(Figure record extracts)
....
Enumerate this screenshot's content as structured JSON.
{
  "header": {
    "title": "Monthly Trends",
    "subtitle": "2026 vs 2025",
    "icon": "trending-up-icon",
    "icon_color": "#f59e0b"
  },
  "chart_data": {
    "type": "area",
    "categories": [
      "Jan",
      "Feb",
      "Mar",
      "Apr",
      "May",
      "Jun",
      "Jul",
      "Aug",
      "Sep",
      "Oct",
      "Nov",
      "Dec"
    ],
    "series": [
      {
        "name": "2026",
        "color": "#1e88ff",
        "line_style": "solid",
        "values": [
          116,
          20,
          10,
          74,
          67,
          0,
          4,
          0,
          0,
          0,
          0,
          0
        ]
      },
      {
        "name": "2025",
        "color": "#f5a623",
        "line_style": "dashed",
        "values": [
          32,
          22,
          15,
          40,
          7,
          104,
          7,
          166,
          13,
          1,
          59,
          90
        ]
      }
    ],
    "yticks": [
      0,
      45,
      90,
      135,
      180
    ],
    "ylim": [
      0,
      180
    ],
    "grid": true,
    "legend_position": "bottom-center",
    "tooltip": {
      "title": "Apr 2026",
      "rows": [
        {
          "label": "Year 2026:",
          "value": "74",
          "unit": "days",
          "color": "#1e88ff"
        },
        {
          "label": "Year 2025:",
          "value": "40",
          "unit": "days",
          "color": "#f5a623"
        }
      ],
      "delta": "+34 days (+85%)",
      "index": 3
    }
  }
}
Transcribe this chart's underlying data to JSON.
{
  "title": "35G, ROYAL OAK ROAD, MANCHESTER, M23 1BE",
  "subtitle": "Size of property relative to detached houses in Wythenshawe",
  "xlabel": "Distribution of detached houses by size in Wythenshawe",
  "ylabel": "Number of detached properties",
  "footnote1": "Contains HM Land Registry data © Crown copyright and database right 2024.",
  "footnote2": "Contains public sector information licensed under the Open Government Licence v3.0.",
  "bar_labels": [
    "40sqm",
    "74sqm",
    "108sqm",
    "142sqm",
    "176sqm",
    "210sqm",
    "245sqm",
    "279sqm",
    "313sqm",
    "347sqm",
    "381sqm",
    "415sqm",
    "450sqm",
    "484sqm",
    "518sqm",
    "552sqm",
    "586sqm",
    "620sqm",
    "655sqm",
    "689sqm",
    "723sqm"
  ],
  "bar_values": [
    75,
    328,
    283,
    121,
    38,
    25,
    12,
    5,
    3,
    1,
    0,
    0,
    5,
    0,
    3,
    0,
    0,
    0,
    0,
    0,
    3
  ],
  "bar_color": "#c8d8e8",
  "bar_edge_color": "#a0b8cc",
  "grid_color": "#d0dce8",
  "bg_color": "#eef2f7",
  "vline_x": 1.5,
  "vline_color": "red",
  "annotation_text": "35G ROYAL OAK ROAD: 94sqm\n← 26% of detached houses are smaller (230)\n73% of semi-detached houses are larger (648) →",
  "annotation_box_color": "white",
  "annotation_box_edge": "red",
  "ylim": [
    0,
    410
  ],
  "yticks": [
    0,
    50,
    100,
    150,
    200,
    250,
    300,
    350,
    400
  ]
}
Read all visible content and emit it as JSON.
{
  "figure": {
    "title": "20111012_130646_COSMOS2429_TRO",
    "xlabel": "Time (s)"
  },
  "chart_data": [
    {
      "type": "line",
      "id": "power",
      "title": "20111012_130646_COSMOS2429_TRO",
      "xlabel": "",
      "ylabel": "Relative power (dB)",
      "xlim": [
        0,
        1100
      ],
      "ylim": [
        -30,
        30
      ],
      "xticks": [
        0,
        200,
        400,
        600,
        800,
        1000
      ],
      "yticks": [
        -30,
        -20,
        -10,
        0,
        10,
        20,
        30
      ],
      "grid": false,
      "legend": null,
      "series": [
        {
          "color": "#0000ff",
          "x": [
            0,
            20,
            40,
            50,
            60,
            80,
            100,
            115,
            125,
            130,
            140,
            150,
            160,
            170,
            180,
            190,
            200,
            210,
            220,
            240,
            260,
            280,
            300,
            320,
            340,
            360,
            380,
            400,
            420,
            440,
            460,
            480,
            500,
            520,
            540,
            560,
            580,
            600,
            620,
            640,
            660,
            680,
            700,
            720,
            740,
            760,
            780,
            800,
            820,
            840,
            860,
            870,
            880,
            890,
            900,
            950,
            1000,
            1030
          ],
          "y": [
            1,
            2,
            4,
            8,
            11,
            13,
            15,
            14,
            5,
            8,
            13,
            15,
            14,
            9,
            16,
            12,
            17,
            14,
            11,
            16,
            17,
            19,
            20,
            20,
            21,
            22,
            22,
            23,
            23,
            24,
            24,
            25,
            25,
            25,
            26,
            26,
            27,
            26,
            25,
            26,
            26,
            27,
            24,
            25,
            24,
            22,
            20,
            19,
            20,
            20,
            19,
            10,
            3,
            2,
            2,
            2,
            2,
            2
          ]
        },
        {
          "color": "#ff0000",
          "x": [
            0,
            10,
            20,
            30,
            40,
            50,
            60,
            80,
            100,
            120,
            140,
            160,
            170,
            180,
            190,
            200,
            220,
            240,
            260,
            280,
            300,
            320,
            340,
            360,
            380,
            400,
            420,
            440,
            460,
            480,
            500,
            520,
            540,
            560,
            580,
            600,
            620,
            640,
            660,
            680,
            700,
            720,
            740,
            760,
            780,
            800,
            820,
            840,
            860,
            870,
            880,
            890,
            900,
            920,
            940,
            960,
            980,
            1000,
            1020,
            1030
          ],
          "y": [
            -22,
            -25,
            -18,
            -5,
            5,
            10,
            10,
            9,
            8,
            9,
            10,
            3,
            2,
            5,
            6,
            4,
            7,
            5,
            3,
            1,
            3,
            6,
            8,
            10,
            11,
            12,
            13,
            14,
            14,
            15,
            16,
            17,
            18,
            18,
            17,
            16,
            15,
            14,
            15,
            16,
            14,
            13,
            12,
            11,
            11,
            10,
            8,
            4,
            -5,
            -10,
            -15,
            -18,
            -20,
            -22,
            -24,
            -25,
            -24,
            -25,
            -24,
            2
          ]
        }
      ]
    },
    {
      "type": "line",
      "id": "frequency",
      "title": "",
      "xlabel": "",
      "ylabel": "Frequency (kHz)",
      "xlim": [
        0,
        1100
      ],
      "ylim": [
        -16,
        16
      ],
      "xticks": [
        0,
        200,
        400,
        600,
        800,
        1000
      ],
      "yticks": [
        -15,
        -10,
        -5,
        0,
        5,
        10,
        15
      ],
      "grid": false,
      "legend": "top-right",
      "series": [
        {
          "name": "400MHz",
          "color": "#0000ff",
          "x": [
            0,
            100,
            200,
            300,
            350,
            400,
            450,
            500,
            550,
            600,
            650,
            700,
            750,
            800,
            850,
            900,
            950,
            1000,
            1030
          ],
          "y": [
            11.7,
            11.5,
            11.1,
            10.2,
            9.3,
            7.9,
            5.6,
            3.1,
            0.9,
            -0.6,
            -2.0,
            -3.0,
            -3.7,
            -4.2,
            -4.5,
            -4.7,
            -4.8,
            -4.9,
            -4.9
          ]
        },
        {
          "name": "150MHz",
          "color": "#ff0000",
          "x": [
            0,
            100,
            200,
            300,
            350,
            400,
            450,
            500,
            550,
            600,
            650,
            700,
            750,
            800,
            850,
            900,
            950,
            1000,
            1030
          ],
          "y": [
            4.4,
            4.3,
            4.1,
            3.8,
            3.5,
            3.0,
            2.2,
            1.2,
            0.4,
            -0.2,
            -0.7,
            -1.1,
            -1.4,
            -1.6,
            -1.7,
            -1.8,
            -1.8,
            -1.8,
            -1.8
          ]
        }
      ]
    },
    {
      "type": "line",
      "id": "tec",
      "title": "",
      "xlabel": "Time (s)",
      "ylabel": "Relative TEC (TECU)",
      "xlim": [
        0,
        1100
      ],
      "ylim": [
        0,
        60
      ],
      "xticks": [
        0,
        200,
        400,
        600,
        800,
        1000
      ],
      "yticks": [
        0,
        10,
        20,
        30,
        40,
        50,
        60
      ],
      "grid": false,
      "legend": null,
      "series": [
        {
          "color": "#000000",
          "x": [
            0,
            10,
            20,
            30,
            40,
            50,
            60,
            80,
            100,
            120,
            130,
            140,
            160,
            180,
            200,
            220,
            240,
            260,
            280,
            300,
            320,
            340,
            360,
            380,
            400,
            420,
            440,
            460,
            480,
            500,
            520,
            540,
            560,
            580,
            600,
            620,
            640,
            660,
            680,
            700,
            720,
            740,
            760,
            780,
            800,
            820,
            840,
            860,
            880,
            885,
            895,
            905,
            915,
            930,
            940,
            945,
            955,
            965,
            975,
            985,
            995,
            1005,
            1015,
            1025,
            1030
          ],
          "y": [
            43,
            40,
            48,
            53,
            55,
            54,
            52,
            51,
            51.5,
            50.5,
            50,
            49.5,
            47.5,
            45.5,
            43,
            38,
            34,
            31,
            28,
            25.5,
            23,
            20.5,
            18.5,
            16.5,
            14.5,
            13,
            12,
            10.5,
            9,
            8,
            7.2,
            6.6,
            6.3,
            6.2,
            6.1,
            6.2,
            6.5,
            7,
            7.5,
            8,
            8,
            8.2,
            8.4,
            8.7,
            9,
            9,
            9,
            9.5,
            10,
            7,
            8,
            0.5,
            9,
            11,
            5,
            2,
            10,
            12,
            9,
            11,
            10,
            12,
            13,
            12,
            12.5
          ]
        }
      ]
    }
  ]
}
....
> [Description of the task] Extract every line that has the string "ROYAL" in it.

> [Output below]
  "title": "35G, ROYAL OAK ROAD, MANCHESTER, M23 1BE",
  "annotation_text": "35G ROYAL OAK ROAD: 94sqm\n← 26% of detached houses are smaller (230)\n73% of semi-detached houses are larger (648) →",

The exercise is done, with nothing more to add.